> GOAL:
Where does the string "info" appear? Copy every line of the entries below that holds it.

Dataset entries
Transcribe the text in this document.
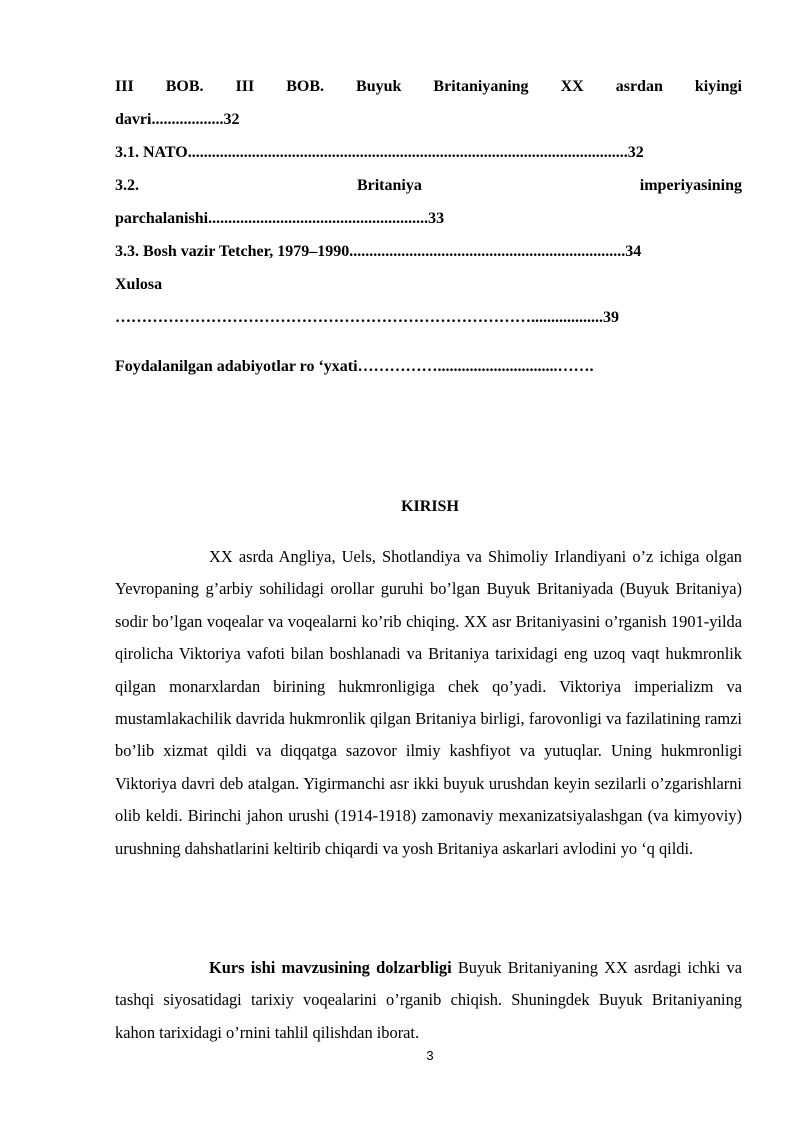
III BOB. III BOB. Buyuk Britaniyaning XX asrdan kiyingi
davri..................32
3.1. NATO..............................................................................................................32
3.2. Britaniya imperiyasining
parchalanishi.......................................................33
3.3. Bosh vazir Tetcher, 1979–1990.....................................................................34
Xulosa
……………………………………………………………………..................39
Foydalanilgan adabiyotlar ro ‘yxati……………..............................…….
KIRISH

XX asrda Angliya, Uels, Shotlandiya va Shimoliy Irlandiyani o’z ichiga olgan Yevropaning g’arbiy sohilidagi orollar guruhi bo’lgan Buyuk Britaniyada (Buyuk Britaniya) sodir bo’lgan voqealar va voqealarni ko’rib chiqing. XX asr Britaniyasini o’rganish 1901-yilda qirolicha Viktoriya vafoti bilan boshlanadi va Britaniya tarixidagi eng uzoq vaqt hukmronlik qilgan monarxlardan birining hukmronligiga chek qo’yadi. Viktoriya imperializm va mustamlakachilik davrida hukmronlik qilgan Britaniya birligi, farovonligi va fazilatining ramzi bo’lib xizmat qildi va diqqatga sazovor ilmiy kashfiyot va yutuqlar. Uning hukmronligi Viktoriya davri deb atalgan. Yigirmanchi asr ikki buyuk urushdan keyin sezilarli o’zgarishlarni olib keldi. Birinchi jahon urushi (1914-1918) zamonaviy mexanizatsiyalashgan (va kimyoviy) urushning dahshatlarini keltirib chiqardi va yosh Britaniya askarlari avlodini yo ‘q qildi.

Kurs ishi mavzusining dolzarbligi Buyuk Britaniyaning XX asrdagi ichki va tashqi siyosatidagi tarixiy voqealarini o’rganib chiqish. Shuningdek Buyuk Britaniyaning kahon tarixidagi o’rnini tahlil qilishdan iborat.

3
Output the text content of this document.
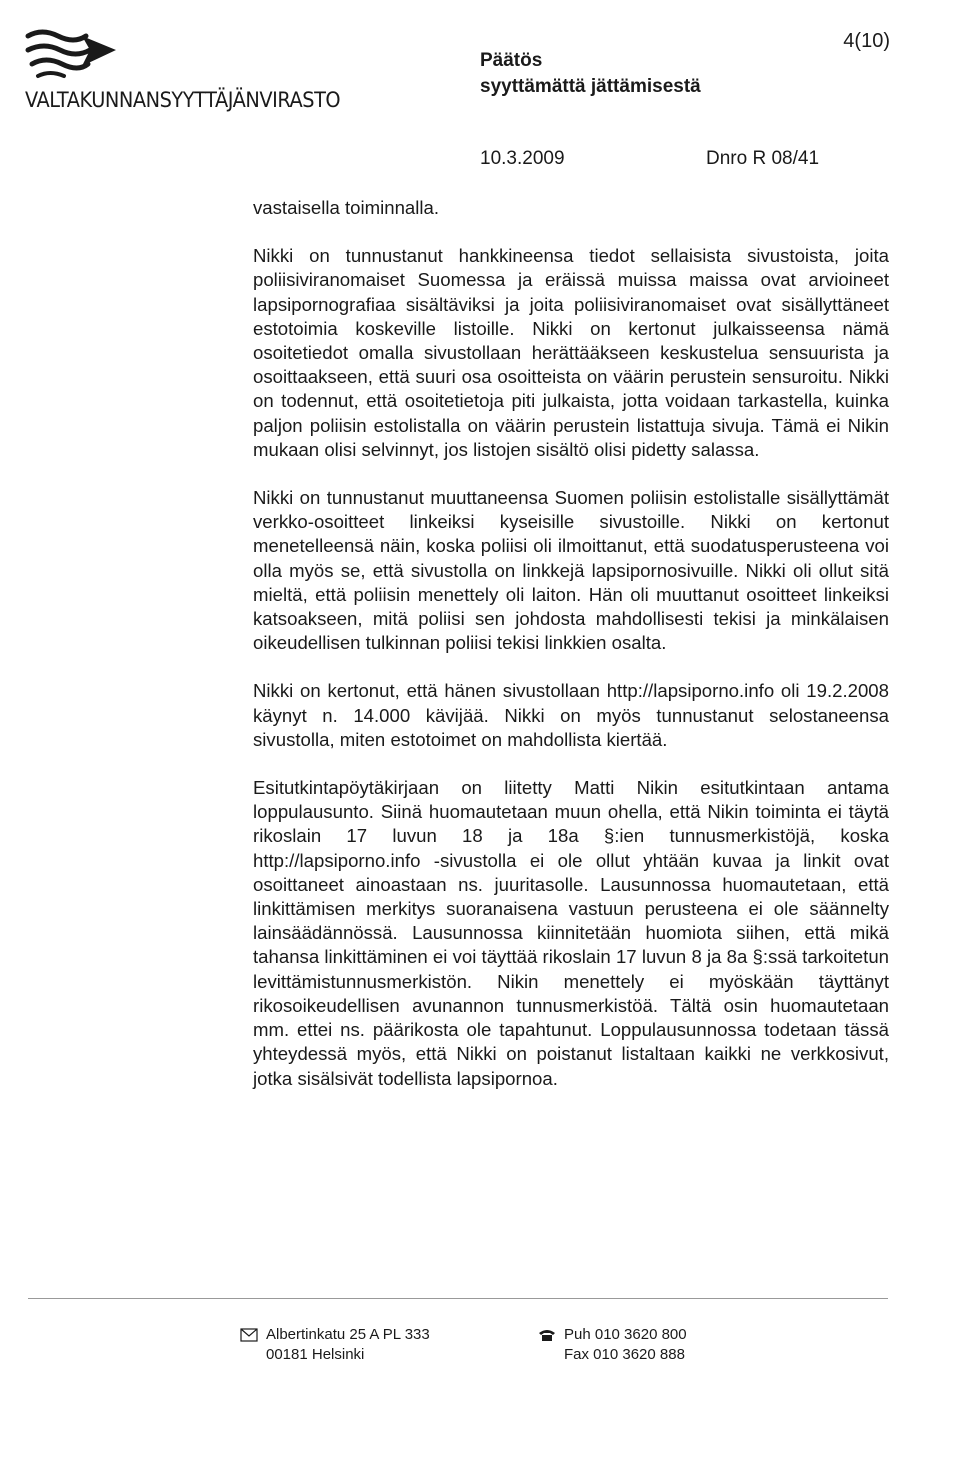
VALTAKUNNANSYYTTÄJÄNVIRASTO
Päätös
syyttämättä jättämisestä
4(10)
10.3.2009	Dnro R 08/41

vastaisella toiminnalla.

Nikki on tunnustanut hankkineensa tiedot sellaisista sivustoista, joita poliisiviranomaiset Suomessa ja eräissä muissa maissa ovat arvioineet lapsipornografiaa sisältäviksi ja joita poliisiviranomaiset ovat sisällyttäneet estotoimia koskeville listoille. Nikki on kertonut julkaisseensa nämä osoitetiedot omalla sivustollaan herättääkseen keskustelua sensuurista ja osoittaakseen, että suuri osa osoitteista on väärin perustein sensuroitu. Nikki on todennut, että osoitetietoja piti julkaista, jotta voidaan tarkastella, kuinka paljon poliisin estolistalla on väärin perustein listattuja sivuja. Tämä ei Nikin mukaan olisi selvinnyt, jos listojen sisältö olisi pidetty salassa.

Nikki on tunnustanut muuttaneensa Suomen poliisin estolistalle sisällyttämät verkko-osoitteet linkeiksi kyseisille sivustoille. Nikki on kertonut menetelleensä näin, koska poliisi oli ilmoittanut, että suodatusperusteena voi olla myös se, että sivustolla on linkkejä lapsipornosivuille. Nikki oli ollut sitä mieltä, että poliisin menettely oli laiton. Hän oli muuttanut osoitteet linkeiksi katsoakseen, mitä poliisi sen johdosta mahdollisesti tekisi ja minkälaisen oikeudellisen tulkinnan poliisi tekisi linkkien osalta.

Nikki on kertonut, että hänen sivustollaan http://lapsiporno.info oli 19.2.2008 käynyt n. 14.000 kävijää. Nikki on myös tunnustanut selostaneensa sivustolla, miten estotoimet on mahdollista kiertää.

Esitutkintapöytäkirjaan on liitetty Matti Nikin esitutkintaan antama loppulausunto. Siinä huomautetaan muun ohella, että Nikin toiminta ei täytä rikoslain 17 luvun 18 ja 18a §:ien tunnusmerkistöjä, koska http://lapsiporno.info -sivustolla ei ole ollut yhtään kuvaa ja linkit ovat osoittaneet ainoastaan ns. juuritasolle. Lausunnossa huomautetaan, että linkittämisen merkitys suoranaisena vastuun perusteena ei ole säännelty lainsäädännössä. Lausunnossa kiinnitetään huomiota siihen, että mikä tahansa linkittäminen ei voi täyttää rikoslain 17 luvun 8 ja 8a §:ssä tarkoitetun levittämistunnusmerkistön. Nikin menettely ei myöskään täyttänyt rikosoikeudellisen avunannon tunnusmerkistöä. Tältä osin huomautetaan mm. ettei ns. päärikosta ole tapahtunut. Loppulausunnossa todetaan tässä yhteydessä myös, että Nikki on poistanut listaltaan kaikki ne verkkosivut, jotka sisälsivät todellista lapsipornoa.

Albertinkatu 25 A PL 333
00181 Helsinki
Puh 010 3620 800
Fax 010 3620 888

> SOLUTION:
Nikki on kertonut, että hänen sivustollaan http://lapsiporno.info oli 19.2.2008 käynyt n. 14.000 kävijää. Nikki on myös tunnustanut selostaneensa sivustolla, miten estotoimet on mahdollista kiertää.
Esitutkintapöytäkirjaan on liitetty Matti Nikin esitutkintaan antama loppulausunto. Siinä huomautetaan muun ohella, että Nikin toiminta ei täytä rikoslain 17 luvun 18 ja 18a §:ien tunnusmerkistöjä, koska http://lapsiporno.info -sivustolla ei ole ollut yhtään kuvaa ja linkit ovat osoittaneet ainoastaan ns. juuritasolle. Lausunnossa huomautetaan, että linkittämisen merkitys suoranaisena vastuun perusteena ei ole säännelty lainsäädännössä. Lausunnossa kiinnitetään huomiota siihen, että mikä tahansa linkittäminen ei voi täyttää rikoslain 17 luvun 8 ja 8a §:ssä tarkoitetun levittämistunnusmerkistön. Nikin menettely ei myöskään täyttänyt rikosoikeudellisen avunannon tunnusmerkistöä. Tältä osin huomautetaan mm. ettei ns. päärikosta ole tapahtunut. Loppulausunnossa todetaan tässä yhteydessä myös, että Nikki on poistanut listaltaan kaikki ne verkkosivut, jotka sisälsivät todellista lapsipornoa.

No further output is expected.